** BEGIN Data lines **

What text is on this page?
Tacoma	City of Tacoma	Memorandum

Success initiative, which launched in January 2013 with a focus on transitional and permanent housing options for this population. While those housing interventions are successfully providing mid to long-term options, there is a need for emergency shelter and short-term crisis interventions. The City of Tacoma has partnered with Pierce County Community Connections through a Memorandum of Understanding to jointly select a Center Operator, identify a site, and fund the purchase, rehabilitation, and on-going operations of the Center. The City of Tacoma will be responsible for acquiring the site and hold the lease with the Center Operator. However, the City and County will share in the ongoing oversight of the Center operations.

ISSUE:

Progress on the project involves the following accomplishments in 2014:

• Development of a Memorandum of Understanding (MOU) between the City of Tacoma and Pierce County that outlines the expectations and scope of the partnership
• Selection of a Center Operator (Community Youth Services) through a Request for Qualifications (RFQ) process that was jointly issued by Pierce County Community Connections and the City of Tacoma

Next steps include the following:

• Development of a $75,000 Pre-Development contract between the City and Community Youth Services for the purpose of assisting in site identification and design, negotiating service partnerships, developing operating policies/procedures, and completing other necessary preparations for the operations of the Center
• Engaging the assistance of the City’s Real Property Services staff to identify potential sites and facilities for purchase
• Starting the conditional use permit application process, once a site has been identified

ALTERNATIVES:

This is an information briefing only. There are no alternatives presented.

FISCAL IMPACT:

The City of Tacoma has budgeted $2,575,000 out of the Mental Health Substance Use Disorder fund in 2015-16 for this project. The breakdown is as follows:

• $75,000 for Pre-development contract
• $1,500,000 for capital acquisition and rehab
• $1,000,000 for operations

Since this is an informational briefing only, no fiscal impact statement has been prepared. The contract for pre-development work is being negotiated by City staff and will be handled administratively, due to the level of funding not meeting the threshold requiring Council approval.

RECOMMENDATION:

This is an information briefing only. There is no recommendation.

** END Data lines **
** BEGIN Data lines **

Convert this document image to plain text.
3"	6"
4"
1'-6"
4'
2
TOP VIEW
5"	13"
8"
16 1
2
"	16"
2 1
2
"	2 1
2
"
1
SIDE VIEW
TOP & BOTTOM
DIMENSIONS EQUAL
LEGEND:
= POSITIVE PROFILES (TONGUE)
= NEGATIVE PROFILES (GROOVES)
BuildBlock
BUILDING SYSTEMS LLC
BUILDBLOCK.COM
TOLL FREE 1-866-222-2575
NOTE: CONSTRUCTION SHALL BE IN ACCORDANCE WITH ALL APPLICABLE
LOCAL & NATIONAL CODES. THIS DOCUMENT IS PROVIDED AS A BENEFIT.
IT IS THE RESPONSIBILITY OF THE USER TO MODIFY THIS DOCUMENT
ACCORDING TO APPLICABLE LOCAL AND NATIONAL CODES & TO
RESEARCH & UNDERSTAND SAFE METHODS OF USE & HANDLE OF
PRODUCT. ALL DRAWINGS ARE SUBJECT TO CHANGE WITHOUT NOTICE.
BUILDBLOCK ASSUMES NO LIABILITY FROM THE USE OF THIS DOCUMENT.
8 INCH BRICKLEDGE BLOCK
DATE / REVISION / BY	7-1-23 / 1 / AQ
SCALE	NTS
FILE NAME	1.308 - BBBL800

** END Data lines **

_Task goal_:
Go through the data and count each line that has the word "process", then give the total alone.

_Task response_:
2